[Lines of data]
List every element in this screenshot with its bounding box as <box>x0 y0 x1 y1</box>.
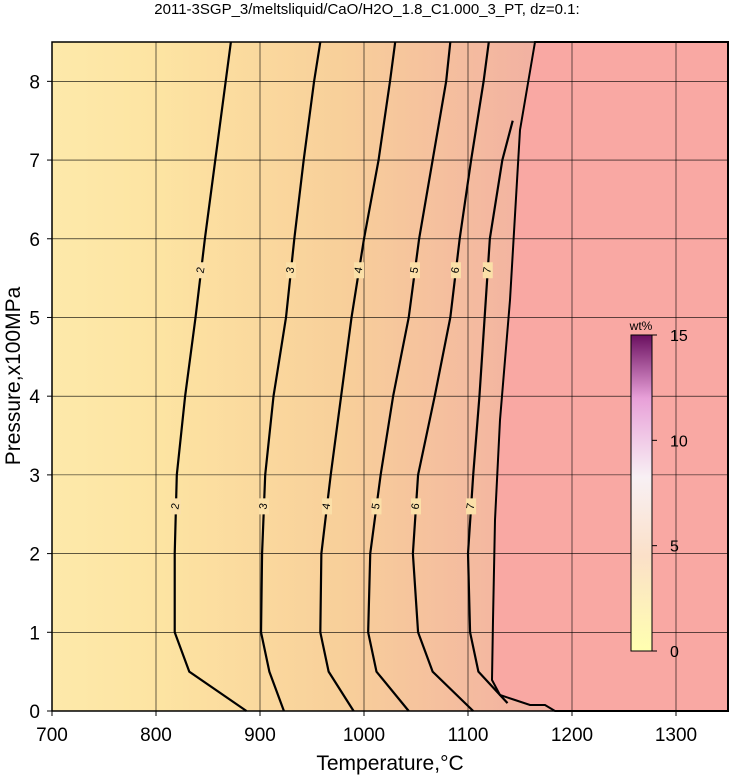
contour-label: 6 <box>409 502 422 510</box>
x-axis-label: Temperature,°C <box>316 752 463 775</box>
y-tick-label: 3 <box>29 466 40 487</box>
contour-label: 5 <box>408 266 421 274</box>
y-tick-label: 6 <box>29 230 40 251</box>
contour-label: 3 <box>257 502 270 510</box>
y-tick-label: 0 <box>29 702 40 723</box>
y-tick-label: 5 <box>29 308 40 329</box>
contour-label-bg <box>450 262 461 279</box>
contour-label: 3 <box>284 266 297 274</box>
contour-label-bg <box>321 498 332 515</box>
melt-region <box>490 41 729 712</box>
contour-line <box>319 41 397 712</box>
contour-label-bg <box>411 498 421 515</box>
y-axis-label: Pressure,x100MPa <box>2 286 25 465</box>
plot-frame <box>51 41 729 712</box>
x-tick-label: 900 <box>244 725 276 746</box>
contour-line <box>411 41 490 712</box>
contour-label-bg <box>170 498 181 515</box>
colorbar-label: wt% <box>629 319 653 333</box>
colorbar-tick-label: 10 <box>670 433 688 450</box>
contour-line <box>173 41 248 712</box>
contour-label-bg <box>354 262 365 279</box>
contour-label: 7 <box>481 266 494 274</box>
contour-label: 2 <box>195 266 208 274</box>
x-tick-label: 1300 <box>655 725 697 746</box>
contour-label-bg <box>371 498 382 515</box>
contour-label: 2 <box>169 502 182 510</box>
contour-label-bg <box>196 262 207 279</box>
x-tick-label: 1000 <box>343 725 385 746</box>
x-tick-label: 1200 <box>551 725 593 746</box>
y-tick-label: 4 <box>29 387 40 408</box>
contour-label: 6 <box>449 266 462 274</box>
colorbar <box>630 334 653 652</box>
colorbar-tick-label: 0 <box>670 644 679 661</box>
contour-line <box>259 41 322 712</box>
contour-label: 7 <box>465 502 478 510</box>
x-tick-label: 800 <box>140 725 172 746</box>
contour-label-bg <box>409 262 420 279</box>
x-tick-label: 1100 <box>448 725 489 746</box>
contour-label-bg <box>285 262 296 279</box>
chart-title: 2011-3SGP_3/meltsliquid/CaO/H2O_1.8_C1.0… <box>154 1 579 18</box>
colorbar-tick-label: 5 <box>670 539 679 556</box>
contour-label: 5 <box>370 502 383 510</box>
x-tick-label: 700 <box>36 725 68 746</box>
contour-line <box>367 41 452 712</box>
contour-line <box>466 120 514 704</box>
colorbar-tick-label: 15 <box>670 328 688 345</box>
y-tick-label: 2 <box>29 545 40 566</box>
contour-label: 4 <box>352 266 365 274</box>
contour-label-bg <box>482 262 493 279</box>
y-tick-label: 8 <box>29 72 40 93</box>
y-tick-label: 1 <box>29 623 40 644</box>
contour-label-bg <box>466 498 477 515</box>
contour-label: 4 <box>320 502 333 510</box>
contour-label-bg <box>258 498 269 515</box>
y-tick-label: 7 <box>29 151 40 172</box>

==

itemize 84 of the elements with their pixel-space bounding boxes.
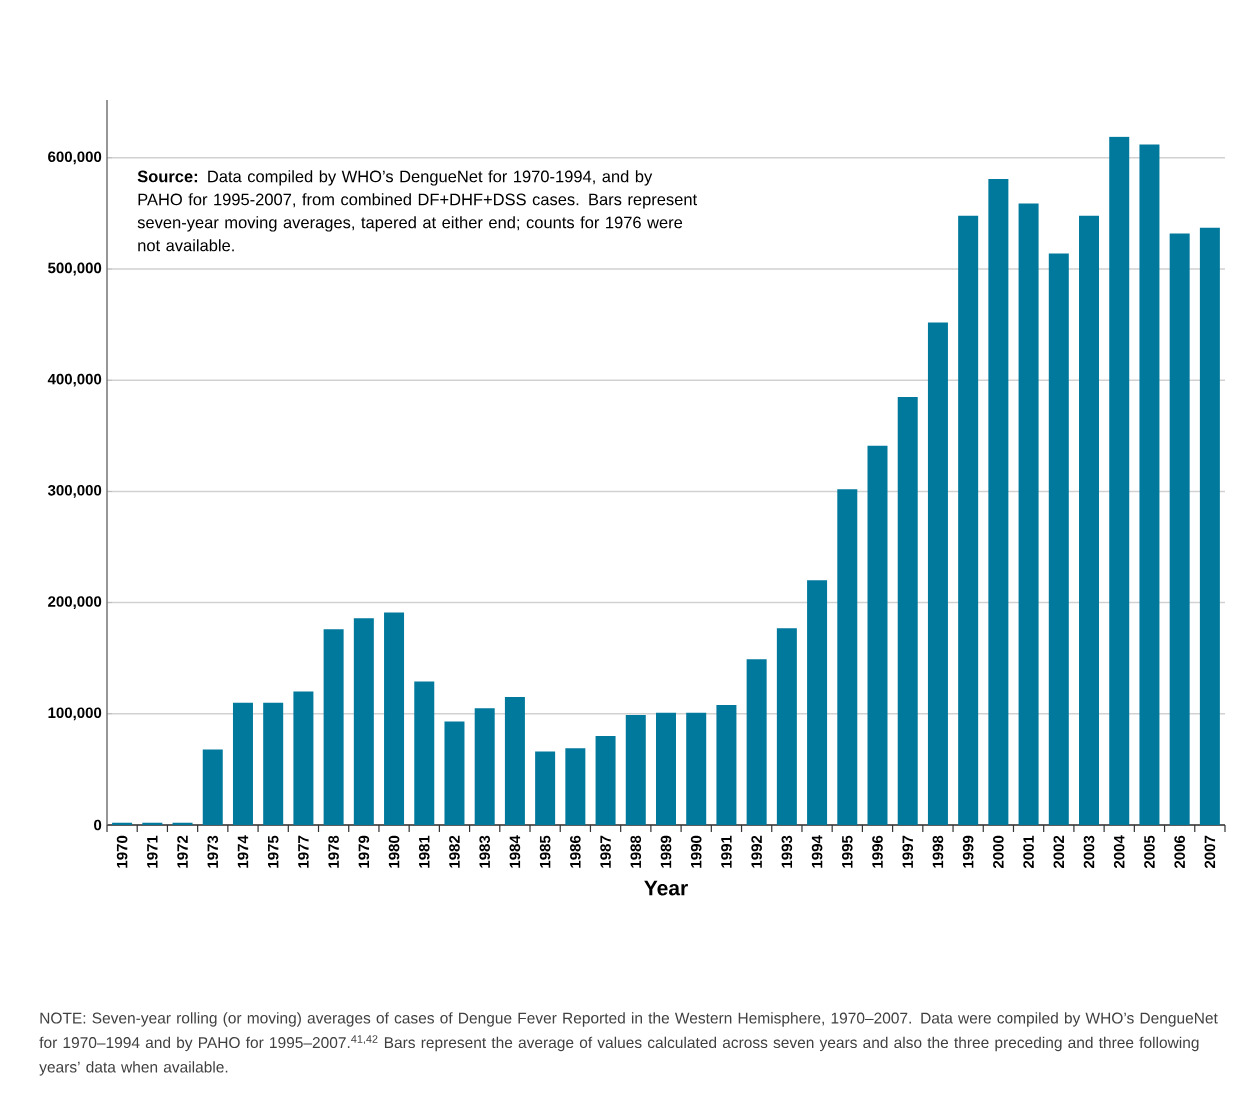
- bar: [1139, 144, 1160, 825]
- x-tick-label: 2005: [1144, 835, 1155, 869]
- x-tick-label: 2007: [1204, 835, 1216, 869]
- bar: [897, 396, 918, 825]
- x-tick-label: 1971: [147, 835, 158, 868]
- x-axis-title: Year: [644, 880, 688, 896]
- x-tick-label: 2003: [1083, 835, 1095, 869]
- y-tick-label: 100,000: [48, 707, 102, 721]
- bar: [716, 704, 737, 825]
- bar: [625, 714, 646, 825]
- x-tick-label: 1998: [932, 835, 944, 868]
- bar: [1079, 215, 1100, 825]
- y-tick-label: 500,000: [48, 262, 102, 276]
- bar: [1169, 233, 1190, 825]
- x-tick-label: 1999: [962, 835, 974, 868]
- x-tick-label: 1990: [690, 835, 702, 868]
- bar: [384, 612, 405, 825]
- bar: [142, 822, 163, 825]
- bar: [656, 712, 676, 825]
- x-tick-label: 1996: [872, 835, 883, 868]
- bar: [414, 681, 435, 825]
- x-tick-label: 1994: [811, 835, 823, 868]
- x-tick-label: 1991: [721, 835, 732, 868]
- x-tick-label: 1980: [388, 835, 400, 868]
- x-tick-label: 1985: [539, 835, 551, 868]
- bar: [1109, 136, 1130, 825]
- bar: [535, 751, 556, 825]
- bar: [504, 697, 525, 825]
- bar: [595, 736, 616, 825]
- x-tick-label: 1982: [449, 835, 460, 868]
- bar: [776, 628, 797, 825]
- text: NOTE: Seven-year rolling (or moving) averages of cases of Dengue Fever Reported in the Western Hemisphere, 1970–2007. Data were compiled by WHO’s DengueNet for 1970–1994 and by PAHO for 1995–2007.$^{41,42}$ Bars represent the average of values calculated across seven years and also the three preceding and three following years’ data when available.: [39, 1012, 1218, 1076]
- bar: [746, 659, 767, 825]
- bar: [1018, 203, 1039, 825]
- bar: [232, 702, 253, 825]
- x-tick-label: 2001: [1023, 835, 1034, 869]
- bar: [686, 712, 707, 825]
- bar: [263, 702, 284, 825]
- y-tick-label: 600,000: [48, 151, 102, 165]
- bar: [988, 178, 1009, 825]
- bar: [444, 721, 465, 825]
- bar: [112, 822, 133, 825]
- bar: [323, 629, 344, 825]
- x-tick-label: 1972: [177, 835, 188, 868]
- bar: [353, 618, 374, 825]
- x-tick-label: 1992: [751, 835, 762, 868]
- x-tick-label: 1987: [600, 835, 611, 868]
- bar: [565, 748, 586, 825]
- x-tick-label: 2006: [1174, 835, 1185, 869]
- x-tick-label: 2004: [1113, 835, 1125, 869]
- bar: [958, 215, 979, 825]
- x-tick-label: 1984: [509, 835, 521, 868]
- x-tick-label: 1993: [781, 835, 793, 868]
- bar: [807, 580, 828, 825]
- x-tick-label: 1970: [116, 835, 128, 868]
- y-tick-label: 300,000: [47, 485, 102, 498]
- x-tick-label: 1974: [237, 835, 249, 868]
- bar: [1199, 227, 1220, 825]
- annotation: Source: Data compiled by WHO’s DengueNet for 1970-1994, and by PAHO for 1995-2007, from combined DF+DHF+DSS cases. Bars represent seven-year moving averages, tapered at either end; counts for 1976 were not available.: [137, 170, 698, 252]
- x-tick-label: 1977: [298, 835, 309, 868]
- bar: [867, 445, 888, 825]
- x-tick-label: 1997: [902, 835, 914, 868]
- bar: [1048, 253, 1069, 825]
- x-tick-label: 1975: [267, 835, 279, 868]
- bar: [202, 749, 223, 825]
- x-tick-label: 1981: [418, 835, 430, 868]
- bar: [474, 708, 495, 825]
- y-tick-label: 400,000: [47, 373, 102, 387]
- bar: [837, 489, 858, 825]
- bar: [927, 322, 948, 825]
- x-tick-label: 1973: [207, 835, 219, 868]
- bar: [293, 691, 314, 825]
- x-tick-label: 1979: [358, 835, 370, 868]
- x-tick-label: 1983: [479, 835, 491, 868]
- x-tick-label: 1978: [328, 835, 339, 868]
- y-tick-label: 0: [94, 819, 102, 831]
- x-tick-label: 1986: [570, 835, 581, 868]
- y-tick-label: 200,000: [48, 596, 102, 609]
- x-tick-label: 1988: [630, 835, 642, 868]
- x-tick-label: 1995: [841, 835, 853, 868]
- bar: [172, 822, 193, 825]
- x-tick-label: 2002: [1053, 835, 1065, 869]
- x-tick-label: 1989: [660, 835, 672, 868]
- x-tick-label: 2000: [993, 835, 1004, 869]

> _Goal_
Work out how many lines in the entries above contain the string "axis", and give that number alone.

> _Task result_
3